*DO THIS:* Set out each line from the following listing that includes the word "신청방법".
* * *
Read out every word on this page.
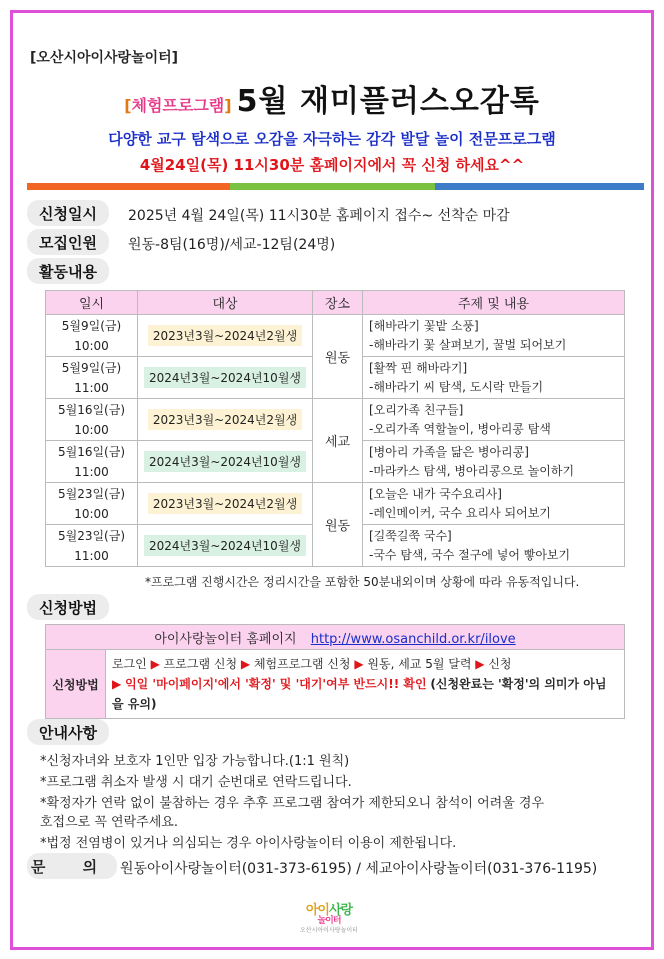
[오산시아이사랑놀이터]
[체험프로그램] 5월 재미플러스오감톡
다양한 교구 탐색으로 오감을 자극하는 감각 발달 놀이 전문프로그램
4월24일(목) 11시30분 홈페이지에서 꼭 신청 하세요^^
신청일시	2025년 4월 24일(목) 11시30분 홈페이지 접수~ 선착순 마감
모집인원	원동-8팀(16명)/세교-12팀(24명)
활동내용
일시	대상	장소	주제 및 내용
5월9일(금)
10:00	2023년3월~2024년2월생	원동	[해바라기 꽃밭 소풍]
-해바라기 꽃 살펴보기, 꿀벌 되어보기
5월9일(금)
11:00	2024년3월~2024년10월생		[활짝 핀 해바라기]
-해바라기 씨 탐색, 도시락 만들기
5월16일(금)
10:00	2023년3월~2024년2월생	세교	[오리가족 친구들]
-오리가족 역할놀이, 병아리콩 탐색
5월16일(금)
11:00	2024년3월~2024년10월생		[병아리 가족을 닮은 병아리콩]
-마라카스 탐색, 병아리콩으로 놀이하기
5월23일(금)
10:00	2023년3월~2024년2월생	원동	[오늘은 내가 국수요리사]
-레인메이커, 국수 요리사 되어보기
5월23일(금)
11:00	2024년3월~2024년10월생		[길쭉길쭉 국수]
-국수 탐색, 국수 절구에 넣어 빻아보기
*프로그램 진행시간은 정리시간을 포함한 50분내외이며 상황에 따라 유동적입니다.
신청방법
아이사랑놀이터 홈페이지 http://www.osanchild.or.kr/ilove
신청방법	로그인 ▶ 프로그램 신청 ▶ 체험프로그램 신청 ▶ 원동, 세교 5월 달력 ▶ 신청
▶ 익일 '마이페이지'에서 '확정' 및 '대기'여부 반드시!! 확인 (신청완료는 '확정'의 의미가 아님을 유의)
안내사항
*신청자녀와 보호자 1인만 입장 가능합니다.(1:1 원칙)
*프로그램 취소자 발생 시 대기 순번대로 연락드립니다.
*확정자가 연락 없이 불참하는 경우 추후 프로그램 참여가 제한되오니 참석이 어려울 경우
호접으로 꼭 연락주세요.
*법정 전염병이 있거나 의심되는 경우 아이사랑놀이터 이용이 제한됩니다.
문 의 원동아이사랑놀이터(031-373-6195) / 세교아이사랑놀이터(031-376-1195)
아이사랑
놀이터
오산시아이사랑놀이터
* * *
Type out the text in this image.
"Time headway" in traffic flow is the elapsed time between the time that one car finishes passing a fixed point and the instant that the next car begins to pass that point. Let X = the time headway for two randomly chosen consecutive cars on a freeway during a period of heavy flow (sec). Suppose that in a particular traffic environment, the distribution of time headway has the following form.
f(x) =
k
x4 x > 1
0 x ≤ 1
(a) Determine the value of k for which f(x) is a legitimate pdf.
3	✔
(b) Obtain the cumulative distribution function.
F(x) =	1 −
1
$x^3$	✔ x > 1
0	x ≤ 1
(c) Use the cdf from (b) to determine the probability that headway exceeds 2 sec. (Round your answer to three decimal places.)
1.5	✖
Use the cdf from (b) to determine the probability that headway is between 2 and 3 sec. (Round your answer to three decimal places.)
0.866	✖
* * *
*FINAL ANSWER:*
신청방법
신청방법	로그인 ▶ 프로그램 신청 ▶ 체험프로그램 신청 ▶ 원동, 세교 5월 달력 ▶ 신청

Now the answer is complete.